> **Task statement**:
Return the listing word for word, as given.

> **Data excerpts**:
________________

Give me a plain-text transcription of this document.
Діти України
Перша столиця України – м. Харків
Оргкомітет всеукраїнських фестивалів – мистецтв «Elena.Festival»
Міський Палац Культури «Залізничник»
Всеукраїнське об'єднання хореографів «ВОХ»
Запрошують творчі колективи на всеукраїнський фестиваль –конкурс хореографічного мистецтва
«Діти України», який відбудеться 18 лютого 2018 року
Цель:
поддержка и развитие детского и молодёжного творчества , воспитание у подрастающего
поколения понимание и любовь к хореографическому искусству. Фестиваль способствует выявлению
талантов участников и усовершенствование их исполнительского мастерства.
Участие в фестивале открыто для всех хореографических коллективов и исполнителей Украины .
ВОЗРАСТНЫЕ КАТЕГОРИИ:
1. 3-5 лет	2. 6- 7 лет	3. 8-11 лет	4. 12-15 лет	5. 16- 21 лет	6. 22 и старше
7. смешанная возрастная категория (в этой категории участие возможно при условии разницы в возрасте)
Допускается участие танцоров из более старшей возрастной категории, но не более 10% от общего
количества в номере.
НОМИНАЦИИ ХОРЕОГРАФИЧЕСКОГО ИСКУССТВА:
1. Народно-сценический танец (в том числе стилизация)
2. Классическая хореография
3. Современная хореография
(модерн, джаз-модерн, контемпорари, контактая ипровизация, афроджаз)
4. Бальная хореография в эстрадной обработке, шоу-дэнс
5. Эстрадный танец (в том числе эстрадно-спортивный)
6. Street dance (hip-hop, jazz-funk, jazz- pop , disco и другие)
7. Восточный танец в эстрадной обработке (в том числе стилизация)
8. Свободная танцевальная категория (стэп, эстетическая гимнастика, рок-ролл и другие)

________________

> **Result for this exercise**:
Give me a plain-text transcription of this document.
Діти України
Перша столиця України – м. Харків
Оргкомітет всеукраїнських фестивалів – мистецтв «Elena.Festival»
Міський Палац Культури «Залізничник»
Всеукраїнське об'єднання хореографів «ВОХ»
Запрошують творчі колективи на всеукраїнський фестиваль –конкурс хореографічного мистецтва
«Діти України», який відбудеться 18 лютого 2018 року
Цель:
поддержка и развитие детского и молодёжного творчества , воспитание у подрастающего
поколения понимание и любовь к хореографическому искусству. Фестиваль способствует выявлению
талантов участников и усовершенствование их исполнительского мастерства.
Участие в фестивале открыто для всех хореографических коллективов и исполнителей Украины .
ВОЗРАСТНЫЕ КАТЕГОРИИ:
1. 3-5 лет	2. 6- 7 лет	3. 8-11 лет	4. 12-15 лет	5. 16- 21 лет	6. 22 и старше
7. смешанная возрастная категория (в этой категории участие возможно при условии разницы в возрасте)
Допускается участие танцоров из более старшей возрастной категории, но не более 10% от общего
количества в номере.
НОМИНАЦИИ ХОРЕОГРАФИЧЕСКОГО ИСКУССТВА:
1. Народно-сценический танец (в том числе стилизация)
2. Классическая хореография
3. Современная хореография
(модерн, джаз-модерн, контемпорари, контактая ипровизация, афроджаз)
4. Бальная хореография в эстрадной обработке, шоу-дэнс
5. Эстрадный танец (в том числе эстрадно-спортивный)
6. Street dance (hip-hop, jazz-funk, jazz- pop , disco и другие)
7. Восточный танец в эстрадной обработке (в том числе стилизация)
8. Свободная танцевальная категория (стэп, эстетическая гимнастика, рок-ролл и другие)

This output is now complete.